▶ Your instructions:
Emit a verbatim copy of the lines running from the line with "Give me the" through the end of the material below.

▶ Listing:
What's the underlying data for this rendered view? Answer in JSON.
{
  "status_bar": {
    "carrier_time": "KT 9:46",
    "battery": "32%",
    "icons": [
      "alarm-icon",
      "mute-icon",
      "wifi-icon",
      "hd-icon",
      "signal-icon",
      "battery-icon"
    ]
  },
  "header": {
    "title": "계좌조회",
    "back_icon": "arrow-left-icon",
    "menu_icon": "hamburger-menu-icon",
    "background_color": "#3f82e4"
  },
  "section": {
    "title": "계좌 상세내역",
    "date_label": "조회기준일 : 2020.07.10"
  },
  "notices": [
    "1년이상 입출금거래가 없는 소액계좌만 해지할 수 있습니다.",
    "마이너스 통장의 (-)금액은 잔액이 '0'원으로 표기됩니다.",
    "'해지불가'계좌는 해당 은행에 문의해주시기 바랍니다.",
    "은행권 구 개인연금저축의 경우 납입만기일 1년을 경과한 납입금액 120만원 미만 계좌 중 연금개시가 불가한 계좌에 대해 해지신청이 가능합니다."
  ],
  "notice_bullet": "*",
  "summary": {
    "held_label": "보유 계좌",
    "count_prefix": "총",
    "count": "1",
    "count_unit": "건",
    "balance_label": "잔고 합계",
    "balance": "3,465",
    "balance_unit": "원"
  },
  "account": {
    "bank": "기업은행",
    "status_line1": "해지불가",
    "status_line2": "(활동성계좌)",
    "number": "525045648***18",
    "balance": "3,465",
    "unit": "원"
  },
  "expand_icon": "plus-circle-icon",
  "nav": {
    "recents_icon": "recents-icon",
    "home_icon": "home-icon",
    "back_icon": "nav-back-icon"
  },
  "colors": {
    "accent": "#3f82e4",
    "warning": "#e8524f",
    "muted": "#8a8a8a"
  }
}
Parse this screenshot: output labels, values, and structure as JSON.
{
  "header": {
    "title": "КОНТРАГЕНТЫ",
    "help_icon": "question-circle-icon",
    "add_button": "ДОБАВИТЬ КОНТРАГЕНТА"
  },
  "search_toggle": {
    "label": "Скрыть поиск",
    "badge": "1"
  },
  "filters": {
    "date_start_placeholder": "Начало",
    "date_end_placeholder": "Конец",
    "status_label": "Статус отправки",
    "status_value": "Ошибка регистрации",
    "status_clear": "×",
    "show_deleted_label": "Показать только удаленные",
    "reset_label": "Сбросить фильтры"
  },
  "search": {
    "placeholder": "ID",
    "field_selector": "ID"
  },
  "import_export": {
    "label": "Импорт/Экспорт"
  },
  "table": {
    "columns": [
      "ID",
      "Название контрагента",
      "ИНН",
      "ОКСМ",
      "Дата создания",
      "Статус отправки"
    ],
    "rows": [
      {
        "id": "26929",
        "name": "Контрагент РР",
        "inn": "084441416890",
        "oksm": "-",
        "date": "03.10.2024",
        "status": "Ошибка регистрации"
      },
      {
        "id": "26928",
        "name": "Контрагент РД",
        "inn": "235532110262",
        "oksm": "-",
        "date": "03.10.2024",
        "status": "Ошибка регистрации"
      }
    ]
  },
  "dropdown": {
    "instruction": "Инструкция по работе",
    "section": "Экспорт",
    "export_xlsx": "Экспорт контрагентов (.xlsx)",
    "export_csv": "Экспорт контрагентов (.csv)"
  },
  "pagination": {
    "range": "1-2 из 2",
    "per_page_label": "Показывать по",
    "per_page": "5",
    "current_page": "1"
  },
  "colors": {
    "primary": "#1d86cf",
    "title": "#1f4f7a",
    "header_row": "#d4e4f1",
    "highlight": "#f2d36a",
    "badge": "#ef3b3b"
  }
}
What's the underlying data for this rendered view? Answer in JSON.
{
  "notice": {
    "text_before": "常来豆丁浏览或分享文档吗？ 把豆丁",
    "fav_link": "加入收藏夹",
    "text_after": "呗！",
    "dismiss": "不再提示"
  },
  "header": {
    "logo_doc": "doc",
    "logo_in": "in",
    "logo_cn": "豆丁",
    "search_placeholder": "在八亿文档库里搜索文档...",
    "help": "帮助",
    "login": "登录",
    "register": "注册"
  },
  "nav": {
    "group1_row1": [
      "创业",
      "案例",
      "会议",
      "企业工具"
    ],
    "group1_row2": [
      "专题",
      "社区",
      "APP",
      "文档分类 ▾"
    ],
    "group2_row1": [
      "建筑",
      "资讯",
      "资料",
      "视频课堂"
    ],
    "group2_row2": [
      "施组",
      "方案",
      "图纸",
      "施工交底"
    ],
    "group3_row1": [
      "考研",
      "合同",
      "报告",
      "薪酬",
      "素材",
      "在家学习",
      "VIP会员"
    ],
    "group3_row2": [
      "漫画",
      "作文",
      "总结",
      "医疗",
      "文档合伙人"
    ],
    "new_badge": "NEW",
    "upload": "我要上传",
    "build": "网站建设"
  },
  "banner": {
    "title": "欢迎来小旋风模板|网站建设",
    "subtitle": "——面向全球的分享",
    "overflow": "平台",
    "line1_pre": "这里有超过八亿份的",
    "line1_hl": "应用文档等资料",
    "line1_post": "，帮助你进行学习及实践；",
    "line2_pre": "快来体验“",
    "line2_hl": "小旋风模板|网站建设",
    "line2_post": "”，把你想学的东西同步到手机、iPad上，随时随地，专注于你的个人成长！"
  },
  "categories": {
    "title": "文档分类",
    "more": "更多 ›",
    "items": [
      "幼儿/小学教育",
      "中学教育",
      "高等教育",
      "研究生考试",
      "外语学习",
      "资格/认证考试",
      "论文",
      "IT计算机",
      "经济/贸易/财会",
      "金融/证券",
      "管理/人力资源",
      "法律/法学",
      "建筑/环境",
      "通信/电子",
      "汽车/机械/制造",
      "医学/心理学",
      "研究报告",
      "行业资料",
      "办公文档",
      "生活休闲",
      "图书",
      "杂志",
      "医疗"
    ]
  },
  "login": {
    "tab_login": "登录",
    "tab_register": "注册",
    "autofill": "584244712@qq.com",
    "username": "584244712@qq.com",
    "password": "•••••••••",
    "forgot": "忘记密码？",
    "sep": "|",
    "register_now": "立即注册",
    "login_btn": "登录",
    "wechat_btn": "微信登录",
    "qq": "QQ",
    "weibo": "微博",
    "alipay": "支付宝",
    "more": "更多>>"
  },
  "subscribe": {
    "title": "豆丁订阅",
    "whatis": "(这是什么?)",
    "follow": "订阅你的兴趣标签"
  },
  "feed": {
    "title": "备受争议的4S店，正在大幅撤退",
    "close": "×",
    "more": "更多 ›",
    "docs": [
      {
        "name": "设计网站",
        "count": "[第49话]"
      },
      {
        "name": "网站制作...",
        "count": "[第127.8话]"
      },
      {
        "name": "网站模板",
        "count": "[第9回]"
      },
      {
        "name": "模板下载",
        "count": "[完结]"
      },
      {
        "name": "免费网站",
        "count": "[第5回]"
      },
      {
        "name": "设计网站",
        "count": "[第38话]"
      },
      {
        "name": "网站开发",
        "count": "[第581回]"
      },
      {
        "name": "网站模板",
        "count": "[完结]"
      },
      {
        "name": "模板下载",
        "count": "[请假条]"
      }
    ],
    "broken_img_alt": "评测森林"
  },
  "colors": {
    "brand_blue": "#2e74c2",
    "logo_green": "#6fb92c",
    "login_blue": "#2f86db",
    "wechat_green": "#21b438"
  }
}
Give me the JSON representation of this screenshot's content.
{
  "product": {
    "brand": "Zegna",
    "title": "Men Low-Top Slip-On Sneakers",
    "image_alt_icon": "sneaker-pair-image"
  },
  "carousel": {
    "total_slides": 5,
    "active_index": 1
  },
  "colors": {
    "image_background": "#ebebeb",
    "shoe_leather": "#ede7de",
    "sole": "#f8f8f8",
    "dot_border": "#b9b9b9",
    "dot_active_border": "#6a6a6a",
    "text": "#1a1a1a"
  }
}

▶ The reply:
Give me the JSON representation of this screenshot's content.
{
  "product": {
    "brand": "Zegna",
    "title": "Men Low-Top Slip-On Sneakers",
    "image_alt_icon": "sneaker-pair-image"
  },
  "carousel": {
    "total_slides": 5,
    "active_index": 1
  },
  "colors": {
    "image_background": "#ebebeb",
    "shoe_leather": "#ede7de",
    "sole": "#f8f8f8",
    "dot_border": "#b9b9b9",
    "dot_active_border": "#6a6a6a",
    "text": "#1a1a1a"
  }
}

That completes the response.